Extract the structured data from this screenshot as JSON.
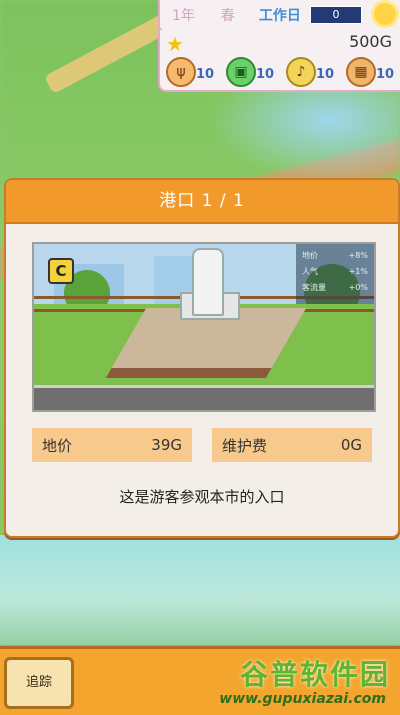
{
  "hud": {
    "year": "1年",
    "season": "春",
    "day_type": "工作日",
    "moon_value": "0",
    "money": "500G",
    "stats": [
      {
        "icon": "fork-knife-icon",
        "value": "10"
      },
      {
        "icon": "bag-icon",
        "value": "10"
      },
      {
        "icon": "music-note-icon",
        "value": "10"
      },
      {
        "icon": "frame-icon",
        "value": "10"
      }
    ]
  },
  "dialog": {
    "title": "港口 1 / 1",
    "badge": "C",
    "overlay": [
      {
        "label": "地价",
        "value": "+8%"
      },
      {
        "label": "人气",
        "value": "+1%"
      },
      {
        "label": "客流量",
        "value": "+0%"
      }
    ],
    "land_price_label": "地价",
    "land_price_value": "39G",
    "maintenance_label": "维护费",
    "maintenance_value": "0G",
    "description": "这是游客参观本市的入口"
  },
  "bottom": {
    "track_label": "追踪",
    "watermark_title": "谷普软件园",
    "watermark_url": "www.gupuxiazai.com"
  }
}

__________

Every entry above is to be set down exactly; the pictures are to be left out.

Extract the structured data from this screenshot as JSON.
{
  "hud": {
    "year": "1年",
    "season": "春",
    "day_type": "工作日",
    "moon_value": "0",
    "money": "500G",
    "stats": [
      {
        "icon": "fork-knife-icon",
        "value": "10"
      },
      {
        "icon": "bag-icon",
        "value": "10"
      },
      {
        "icon": "music-note-icon",
        "value": "10"
      },
      {
        "icon": "frame-icon",
        "value": "10"
      }
    ]
  },
  "dialog": {
    "title": "港口 1 / 1",
    "badge": "C",
    "overlay": [
      {
        "label": "地价",
        "value": "+8%"
      },
      {
        "label": "人气",
        "value": "+1%"
      },
      {
        "label": "客流量",
        "value": "+0%"
      }
    ],
    "land_price_label": "地价",
    "land_price_value": "39G",
    "maintenance_label": "维护费",
    "maintenance_value": "0G",
    "description": "这是游客参观本市的入口"
  },
  "bottom": {
    "track_label": "追踪",
    "watermark_title": "谷普软件园",
    "watermark_url": "www.gupuxiazai.com"
  }
}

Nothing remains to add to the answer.